### [REQUEST A]
In the text on euro area reform, what share of GDP did euro area equity capital reach in the third quarter of 2017?
### [REQUEST B]
From the text on euro area reform, print the passage starting with "The Governor of" and going on through "the euro area.".
### [REQUEST C]
Give what follows the last sentence of the text on euro area reform.

::: DOCUMENT TEXT

The Governor of the Bank of France elaborates on the three old clichés that are paralysing the debate and that policymakers must put behind them to move forward in the euro area.
[...] 1/ The first cliché that emerges when we talk about reforming the euro area is the opposition between vision - be it French or otherwise - and pragmatism - seen as a northern European virtue. We must be practical, and take real needs and particularly those of businesses and entrepreneurs as our starting point. At the same time, we need a political ambition if we are to act - call it a "vision" if you wish. Today, the key to growth in the euro area is investment and innovation. But to innovate, in digital technology or in the energy transition for example, companies need to be able to take more risks, which requires more equity financing over the long term, rather than debt financing. The euro area is seriously lagging behind in this respect: equity capital amounted to only 73% of GDP in the third quarter of 2017, compared to 123% in the United States. This brings me to my first solution for strengthening our Economic Union: a European-level "Financing Union for Investment and Innovation", which would better channel the euro area's EUR 350 billion savings surplus into equity financing for innovation, in digital or renewable energy technologies. This Financing Union should bring together existing initiatives and, as a priority, the Capital Markets Union, but also the Banking Union and the Juncker Investment Plan.
There is no tremendous political obstacle on this rather technical agenda. Within the Governing Council of the ECB, we all find it extremely regrettable that the Capital Markets Union is currently being overlooked and last Thursday we urged that "specific and decisive steps" be taken in that field.

::::::
::: DATA SECTION

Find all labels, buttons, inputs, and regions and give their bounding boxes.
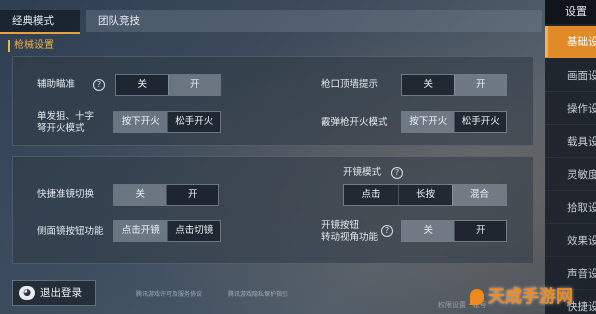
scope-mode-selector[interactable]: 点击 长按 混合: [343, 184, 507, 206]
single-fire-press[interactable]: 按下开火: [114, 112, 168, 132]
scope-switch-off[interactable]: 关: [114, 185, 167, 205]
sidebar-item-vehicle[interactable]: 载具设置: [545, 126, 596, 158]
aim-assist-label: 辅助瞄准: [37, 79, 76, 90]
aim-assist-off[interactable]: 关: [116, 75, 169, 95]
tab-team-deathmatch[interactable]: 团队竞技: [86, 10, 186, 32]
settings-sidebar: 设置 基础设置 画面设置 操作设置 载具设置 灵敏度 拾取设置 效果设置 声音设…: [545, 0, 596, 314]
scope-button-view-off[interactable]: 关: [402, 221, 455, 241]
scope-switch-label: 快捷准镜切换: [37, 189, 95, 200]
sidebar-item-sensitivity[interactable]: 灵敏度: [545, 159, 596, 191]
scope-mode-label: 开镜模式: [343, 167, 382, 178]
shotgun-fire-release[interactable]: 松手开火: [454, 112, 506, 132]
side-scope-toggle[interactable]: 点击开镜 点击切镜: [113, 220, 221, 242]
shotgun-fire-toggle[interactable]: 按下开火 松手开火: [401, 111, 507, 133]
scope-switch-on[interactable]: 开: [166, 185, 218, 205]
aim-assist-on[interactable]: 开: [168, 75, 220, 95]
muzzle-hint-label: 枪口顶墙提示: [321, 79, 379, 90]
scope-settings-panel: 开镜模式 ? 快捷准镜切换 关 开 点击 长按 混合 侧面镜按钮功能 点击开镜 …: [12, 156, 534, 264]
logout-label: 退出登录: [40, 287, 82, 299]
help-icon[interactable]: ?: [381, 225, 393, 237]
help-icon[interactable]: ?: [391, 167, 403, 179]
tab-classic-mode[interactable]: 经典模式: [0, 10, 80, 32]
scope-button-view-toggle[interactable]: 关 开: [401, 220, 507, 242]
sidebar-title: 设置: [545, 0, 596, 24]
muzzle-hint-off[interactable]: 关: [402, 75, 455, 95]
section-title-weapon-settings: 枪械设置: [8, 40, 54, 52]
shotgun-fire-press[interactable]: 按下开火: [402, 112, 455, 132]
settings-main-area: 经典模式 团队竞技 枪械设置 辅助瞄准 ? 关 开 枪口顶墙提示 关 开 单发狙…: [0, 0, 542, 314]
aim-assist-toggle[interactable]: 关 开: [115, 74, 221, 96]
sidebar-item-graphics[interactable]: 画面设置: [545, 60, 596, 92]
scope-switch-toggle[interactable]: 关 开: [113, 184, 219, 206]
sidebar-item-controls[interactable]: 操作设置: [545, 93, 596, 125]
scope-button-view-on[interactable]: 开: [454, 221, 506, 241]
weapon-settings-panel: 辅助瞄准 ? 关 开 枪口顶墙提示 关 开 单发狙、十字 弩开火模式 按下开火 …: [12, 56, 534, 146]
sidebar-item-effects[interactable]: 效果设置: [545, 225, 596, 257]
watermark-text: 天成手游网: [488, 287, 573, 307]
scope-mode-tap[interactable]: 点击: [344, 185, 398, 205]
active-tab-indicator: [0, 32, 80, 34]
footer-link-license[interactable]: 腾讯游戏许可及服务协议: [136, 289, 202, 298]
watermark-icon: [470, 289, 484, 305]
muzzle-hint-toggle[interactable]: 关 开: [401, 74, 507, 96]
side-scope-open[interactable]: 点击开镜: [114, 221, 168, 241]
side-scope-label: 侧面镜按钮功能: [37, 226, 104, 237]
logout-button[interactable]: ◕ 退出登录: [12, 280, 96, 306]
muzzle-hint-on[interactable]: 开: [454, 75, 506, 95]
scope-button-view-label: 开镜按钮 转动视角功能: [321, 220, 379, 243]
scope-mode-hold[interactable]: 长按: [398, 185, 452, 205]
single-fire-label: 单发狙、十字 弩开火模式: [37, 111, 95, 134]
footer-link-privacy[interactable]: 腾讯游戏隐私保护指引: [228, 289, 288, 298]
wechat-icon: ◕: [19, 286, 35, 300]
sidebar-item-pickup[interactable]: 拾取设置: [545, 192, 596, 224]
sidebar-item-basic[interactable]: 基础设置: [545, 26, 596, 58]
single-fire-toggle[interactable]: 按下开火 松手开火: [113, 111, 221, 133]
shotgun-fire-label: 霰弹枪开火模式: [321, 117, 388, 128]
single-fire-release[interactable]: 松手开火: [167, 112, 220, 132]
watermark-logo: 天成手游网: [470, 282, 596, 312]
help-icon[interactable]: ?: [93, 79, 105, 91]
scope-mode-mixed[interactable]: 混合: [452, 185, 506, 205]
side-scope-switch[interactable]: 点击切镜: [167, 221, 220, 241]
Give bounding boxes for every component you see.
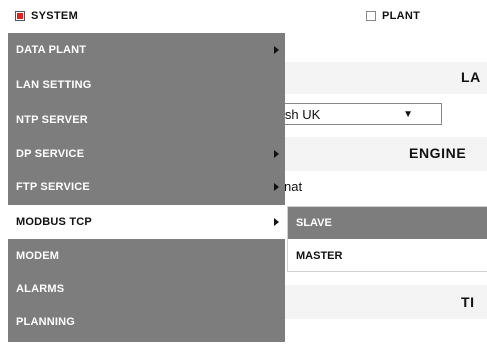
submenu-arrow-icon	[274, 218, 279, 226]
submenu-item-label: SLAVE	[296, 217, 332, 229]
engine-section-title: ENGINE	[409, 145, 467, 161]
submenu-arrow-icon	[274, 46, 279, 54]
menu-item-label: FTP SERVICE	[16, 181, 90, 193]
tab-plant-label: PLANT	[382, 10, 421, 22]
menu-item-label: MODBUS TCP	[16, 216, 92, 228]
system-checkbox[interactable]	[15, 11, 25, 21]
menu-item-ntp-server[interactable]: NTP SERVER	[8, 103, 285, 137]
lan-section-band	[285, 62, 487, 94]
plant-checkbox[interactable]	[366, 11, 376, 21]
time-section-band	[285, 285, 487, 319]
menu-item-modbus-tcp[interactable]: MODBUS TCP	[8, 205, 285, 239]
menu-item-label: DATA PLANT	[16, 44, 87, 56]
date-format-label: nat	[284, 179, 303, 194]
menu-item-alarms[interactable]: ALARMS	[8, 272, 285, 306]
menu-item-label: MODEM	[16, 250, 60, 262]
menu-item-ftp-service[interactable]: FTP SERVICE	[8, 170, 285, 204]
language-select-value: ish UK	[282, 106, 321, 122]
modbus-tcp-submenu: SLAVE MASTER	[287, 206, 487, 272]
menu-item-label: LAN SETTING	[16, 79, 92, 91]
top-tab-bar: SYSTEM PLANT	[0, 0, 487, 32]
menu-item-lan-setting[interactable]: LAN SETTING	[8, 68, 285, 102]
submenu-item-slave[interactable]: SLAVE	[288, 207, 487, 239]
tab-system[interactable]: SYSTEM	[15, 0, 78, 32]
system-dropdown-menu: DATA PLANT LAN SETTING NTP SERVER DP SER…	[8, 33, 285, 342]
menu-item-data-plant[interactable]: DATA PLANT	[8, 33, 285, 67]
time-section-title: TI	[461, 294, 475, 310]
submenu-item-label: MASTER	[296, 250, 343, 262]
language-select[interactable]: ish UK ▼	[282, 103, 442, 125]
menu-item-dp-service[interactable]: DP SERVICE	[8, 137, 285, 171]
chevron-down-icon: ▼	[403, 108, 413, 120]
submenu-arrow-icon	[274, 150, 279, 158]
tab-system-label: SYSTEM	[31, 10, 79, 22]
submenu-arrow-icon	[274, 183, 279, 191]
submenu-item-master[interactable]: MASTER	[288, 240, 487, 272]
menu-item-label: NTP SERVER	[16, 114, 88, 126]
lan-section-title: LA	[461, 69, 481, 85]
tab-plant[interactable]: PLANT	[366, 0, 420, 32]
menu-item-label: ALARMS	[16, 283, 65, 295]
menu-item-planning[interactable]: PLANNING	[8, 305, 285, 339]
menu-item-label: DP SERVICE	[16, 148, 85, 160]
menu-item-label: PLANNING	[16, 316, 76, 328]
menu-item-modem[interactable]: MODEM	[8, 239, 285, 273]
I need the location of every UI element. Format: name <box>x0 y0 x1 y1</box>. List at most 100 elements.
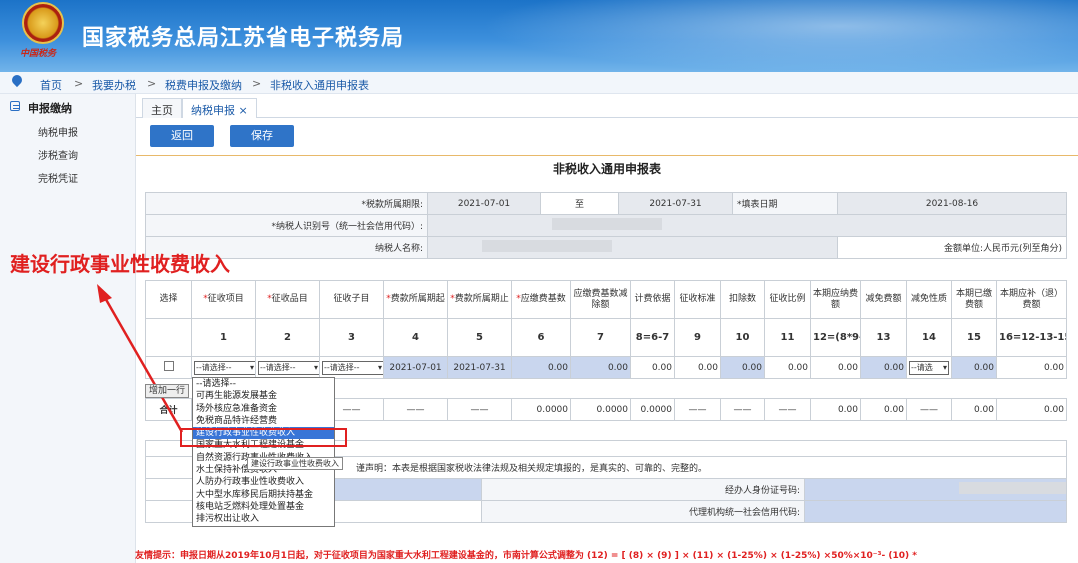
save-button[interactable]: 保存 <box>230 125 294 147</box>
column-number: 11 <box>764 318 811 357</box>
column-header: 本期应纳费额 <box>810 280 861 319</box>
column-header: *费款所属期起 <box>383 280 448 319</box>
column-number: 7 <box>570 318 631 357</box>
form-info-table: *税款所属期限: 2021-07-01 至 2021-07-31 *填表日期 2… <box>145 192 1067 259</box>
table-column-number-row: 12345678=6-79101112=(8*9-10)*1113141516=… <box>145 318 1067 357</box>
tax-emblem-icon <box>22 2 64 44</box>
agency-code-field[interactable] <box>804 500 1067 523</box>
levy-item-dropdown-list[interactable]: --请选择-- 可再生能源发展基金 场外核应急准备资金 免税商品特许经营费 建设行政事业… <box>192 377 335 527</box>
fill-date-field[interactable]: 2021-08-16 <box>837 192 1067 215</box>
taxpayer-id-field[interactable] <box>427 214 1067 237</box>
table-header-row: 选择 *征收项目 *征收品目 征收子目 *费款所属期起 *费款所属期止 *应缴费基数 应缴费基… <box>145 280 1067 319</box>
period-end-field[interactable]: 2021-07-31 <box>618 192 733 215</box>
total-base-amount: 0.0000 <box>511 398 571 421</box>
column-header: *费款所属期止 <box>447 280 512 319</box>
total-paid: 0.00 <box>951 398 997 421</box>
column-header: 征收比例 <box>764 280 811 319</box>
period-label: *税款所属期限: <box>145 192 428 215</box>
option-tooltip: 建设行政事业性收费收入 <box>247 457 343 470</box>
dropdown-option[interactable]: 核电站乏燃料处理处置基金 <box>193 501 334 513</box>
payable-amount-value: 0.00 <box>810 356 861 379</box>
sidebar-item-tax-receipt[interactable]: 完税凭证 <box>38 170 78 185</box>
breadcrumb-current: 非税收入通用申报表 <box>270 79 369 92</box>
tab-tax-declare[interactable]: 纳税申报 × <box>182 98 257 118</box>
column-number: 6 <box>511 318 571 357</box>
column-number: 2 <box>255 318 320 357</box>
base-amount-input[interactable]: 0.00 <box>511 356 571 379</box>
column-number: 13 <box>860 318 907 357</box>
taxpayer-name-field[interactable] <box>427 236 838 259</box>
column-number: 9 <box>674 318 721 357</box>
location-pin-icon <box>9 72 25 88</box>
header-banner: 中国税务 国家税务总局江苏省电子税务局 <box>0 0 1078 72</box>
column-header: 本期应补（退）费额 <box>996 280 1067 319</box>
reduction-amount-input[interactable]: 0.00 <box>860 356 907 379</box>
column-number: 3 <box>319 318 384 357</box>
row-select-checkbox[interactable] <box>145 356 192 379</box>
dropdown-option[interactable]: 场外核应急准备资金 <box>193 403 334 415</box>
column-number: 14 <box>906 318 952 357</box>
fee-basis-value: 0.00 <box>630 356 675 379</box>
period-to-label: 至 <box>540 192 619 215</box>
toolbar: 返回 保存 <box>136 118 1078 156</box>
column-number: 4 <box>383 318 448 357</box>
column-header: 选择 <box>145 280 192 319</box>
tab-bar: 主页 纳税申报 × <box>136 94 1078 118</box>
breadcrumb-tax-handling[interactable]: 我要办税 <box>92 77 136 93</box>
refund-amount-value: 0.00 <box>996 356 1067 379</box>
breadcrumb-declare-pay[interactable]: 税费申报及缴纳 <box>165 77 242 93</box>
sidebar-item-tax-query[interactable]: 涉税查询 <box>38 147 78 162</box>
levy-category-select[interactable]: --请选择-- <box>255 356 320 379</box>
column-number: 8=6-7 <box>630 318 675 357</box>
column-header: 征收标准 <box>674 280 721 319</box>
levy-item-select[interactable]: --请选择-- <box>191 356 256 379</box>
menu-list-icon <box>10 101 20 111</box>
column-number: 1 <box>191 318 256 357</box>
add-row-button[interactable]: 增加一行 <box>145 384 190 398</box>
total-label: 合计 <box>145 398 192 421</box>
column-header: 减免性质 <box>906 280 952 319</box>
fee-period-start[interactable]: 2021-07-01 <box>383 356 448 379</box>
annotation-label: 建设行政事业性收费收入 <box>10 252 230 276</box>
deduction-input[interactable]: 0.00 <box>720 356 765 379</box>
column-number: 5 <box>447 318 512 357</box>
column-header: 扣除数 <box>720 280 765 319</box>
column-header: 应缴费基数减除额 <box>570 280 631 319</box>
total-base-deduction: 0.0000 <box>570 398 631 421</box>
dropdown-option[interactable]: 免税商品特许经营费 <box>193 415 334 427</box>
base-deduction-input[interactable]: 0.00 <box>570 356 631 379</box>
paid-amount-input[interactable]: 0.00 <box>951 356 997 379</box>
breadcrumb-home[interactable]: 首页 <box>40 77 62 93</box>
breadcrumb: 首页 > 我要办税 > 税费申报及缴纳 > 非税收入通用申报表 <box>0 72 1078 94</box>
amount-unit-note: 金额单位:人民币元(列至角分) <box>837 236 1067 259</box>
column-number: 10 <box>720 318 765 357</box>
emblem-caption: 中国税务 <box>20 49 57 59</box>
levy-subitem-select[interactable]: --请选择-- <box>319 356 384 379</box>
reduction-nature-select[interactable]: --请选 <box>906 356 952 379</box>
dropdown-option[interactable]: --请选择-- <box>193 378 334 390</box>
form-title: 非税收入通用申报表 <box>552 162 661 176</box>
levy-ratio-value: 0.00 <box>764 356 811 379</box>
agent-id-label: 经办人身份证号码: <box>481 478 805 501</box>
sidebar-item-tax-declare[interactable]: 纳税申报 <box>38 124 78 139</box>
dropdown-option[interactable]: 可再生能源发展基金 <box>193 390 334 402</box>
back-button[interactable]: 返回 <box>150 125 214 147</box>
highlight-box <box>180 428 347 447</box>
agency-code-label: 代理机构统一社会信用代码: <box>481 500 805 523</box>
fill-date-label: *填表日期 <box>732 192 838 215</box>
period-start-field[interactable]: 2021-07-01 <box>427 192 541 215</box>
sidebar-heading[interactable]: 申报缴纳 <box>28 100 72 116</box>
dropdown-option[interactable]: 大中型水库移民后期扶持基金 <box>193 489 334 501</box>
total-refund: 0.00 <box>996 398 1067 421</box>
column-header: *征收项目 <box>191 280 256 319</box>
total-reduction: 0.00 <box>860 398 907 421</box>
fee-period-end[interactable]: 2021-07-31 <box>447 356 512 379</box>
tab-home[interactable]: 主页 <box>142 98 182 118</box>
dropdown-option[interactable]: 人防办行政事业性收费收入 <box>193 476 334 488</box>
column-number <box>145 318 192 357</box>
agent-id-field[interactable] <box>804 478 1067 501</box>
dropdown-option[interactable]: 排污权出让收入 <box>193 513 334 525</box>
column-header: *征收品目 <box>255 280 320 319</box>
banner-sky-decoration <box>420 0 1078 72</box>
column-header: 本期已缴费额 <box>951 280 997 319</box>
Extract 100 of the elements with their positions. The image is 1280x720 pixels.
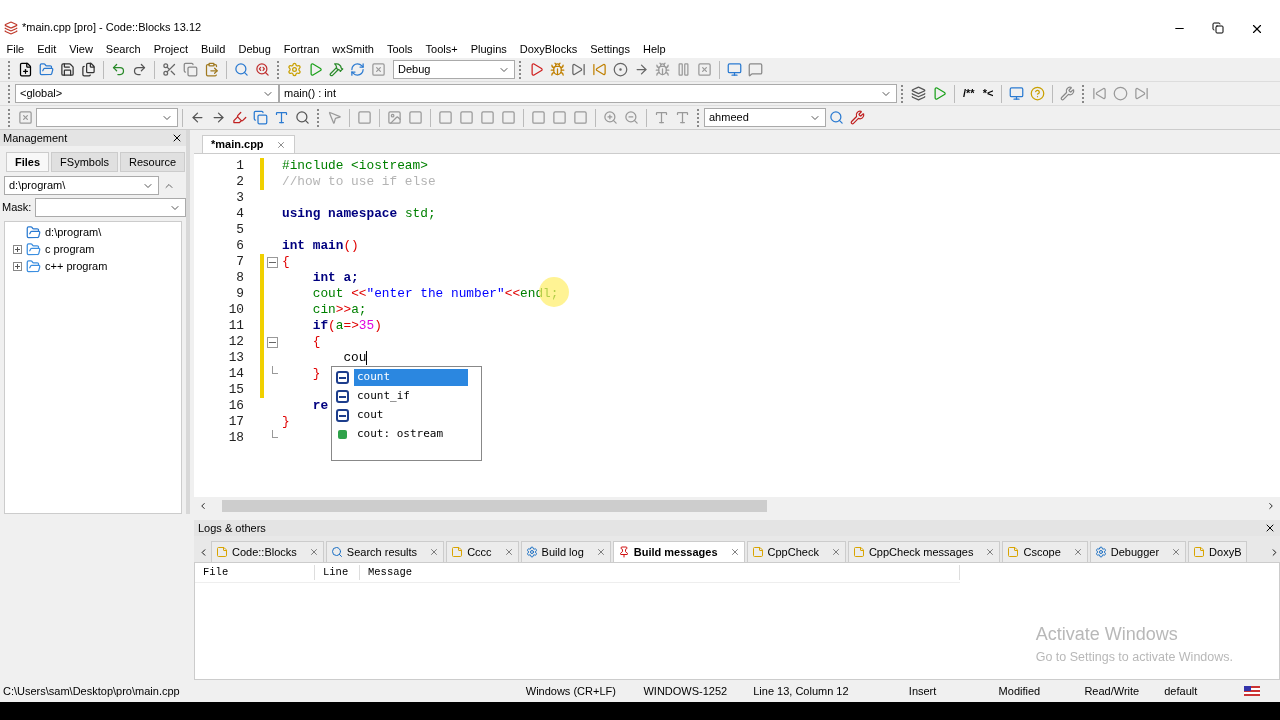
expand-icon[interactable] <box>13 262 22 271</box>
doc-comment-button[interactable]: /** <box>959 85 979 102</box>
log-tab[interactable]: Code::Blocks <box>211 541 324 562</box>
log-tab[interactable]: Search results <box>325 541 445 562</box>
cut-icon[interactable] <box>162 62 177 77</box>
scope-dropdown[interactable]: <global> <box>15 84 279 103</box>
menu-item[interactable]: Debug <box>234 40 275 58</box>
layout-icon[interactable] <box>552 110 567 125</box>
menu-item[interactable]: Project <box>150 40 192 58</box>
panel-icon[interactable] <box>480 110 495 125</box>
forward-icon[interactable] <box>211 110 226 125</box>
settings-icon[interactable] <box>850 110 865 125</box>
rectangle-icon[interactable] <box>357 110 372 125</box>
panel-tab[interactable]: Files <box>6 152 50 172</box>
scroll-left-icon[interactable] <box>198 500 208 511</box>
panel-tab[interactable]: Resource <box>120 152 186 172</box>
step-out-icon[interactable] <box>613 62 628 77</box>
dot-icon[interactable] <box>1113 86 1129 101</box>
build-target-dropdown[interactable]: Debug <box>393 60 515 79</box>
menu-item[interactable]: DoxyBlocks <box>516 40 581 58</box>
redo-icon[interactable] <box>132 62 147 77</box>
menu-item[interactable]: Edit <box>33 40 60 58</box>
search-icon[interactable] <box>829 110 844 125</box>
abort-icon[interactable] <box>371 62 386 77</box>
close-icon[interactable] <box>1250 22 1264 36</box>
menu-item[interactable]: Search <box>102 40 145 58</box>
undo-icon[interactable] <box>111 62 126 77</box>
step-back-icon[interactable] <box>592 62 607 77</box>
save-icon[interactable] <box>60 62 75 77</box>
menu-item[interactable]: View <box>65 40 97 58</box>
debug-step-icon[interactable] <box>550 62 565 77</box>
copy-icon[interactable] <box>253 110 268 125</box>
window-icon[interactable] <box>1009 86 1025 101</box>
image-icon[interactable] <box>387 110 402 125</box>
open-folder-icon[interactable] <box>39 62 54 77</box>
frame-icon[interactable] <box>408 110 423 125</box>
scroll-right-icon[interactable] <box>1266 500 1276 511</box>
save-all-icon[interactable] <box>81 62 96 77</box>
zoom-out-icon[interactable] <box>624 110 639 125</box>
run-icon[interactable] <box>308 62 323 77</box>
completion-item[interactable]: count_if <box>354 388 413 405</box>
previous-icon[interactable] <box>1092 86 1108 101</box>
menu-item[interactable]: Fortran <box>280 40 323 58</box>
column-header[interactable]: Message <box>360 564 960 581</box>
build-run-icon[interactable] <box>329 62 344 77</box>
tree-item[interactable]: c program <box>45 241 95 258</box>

::::::

### [WRITTEN REPLY A]
73% of GDP

### [WRITTEN REPLY B]
The Governor of the Bank of France elaborates on the three old clichés that are paralysing the debate and that policymakers must put behind them to move forward in the euro area.

### [WRITTEN REPLY C]
2/ The second cliché is the complacent idea that action at the European level would be a substitute for national reforms. Let me say on the contrary that national reforms are a prerequisite for any enhancement of the Economic Union, and France is well aware of this. I say this in my capacity as a totally independent central banker: the new government is acting with impressive speed on structural reforms. National reforms are necessary but they are not sufficient as our challenge is this: how to ensure stabilisation and better allocation at the euro area level. Regarding stabilisation, I see two avenues. First, a better collective economic strategy in the euro area. Member States are responsible for their economic policies, but the euro area will indeed be better off with more reforms in countries where they are needed, like France, and with more fiscal or wage support in countries with room for manoeuvre, like Germany or the Netherlands. Second, a precautionary stability-oriented instrument in order not only to manage crises ex-post, but to prevent them ex-ante. Such an instrument already exists, in theory, in the ESM toolbox in the form of the 'Precautionary Financial Assistance'. Yet, it has never been used, and could probably be improved, with clear rules and some form of automatic prequalification system, to avoid a stigma effect. This enhancement of the crisis prevention instruments could form part of a broader transformation of the ESM and its governance into a European Monetary Fund (EMF).
The issue of allocation should also be seriously addressed. In order to boost potential growth in the long term, expenditure on investment and on our future are vital, including on education and training and, of course, new technologies. This is true of national budgets, but we could amplify the effect through a euro area investment budget. This budget could be used to finance, for the benefit of all euro area Member States, certain "common goods" such as digital technology, energy transition, security, and external border protection. As all countries would benefit from this budget, it would be precisely the opposite of a transfer union. In a nutshell, what I have elaborated on so far are the accelerators of the Economic Union: micro, macro and fiscal [slide].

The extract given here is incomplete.